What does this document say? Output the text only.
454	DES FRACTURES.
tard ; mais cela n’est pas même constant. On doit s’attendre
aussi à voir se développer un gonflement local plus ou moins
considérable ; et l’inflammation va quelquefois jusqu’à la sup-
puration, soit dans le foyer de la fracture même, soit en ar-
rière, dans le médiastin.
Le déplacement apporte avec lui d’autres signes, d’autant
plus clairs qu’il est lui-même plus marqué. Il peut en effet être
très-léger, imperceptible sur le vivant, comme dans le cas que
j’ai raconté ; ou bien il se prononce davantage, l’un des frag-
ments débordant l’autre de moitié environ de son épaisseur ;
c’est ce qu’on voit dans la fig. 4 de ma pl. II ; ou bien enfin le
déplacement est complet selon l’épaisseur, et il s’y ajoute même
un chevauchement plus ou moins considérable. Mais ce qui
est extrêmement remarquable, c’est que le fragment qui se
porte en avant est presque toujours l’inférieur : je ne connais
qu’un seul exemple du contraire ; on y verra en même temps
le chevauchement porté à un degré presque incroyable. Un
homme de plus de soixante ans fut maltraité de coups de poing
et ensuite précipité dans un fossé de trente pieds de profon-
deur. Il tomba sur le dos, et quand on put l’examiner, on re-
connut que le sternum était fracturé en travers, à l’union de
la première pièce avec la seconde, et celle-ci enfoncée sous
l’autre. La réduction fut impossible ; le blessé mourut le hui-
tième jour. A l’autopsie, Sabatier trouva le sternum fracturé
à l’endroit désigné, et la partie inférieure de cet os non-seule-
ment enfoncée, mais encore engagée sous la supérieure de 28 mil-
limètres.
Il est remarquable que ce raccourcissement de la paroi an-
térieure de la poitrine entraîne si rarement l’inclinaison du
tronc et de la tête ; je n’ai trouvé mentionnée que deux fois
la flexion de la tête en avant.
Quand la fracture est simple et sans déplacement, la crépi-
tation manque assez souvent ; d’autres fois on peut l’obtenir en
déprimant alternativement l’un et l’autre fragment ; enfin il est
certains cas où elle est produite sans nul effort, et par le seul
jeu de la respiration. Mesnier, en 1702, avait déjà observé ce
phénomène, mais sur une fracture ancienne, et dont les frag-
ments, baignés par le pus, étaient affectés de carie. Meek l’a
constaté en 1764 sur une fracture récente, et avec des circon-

────────────────────

Task details — Return every record, word for word.

Full solution —
What does this document say? Output the text only.
454	DES FRACTURES.
tard ; mais cela n’est pas même constant. On doit s’attendre
aussi à voir se développer un gonflement local plus ou moins
considérable ; et l’inflammation va quelquefois jusqu’à la sup-
puration, soit dans le foyer de la fracture même, soit en ar-
rière, dans le médiastin.
Le déplacement apporte avec lui d’autres signes, d’autant
plus clairs qu’il est lui-même plus marqué. Il peut en effet être
très-léger, imperceptible sur le vivant, comme dans le cas que
j’ai raconté ; ou bien il se prononce davantage, l’un des frag-
ments débordant l’autre de moitié environ de son épaisseur ;
c’est ce qu’on voit dans la fig. 4 de ma pl. II ; ou bien enfin le
déplacement est complet selon l’épaisseur, et il s’y ajoute même
un chevauchement plus ou moins considérable. Mais ce qui
est extrêmement remarquable, c’est que le fragment qui se
porte en avant est presque toujours l’inférieur : je ne connais
qu’un seul exemple du contraire ; on y verra en même temps
le chevauchement porté à un degré presque incroyable. Un
homme de plus de soixante ans fut maltraité de coups de poing
et ensuite précipité dans un fossé de trente pieds de profon-
deur. Il tomba sur le dos, et quand on put l’examiner, on re-
connut que le sternum était fracturé en travers, à l’union de
la première pièce avec la seconde, et celle-ci enfoncée sous
l’autre. La réduction fut impossible ; le blessé mourut le hui-
tième jour. A l’autopsie, Sabatier trouva le sternum fracturé
à l’endroit désigné, et la partie inférieure de cet os non-seule-
ment enfoncée, mais encore engagée sous la supérieure de 28 mil-
limètres.
Il est remarquable que ce raccourcissement de la paroi an-
térieure de la poitrine entraîne si rarement l’inclinaison du
tronc et de la tête ; je n’ai trouvé mentionnée que deux fois
la flexion de la tête en avant.
Quand la fracture est simple et sans déplacement, la crépi-
tation manque assez souvent ; d’autres fois on peut l’obtenir en
déprimant alternativement l’un et l’autre fragment ; enfin il est
certains cas où elle est produite sans nul effort, et par le seul
jeu de la respiration. Mesnier, en 1702, avait déjà observé ce
phénomène, mais sur une fracture ancienne, et dont les frag-
ments, baignés par le pus, étaient affectés de carie. Meek l’a
constaté en 1764 sur une fracture récente, et avec des circon-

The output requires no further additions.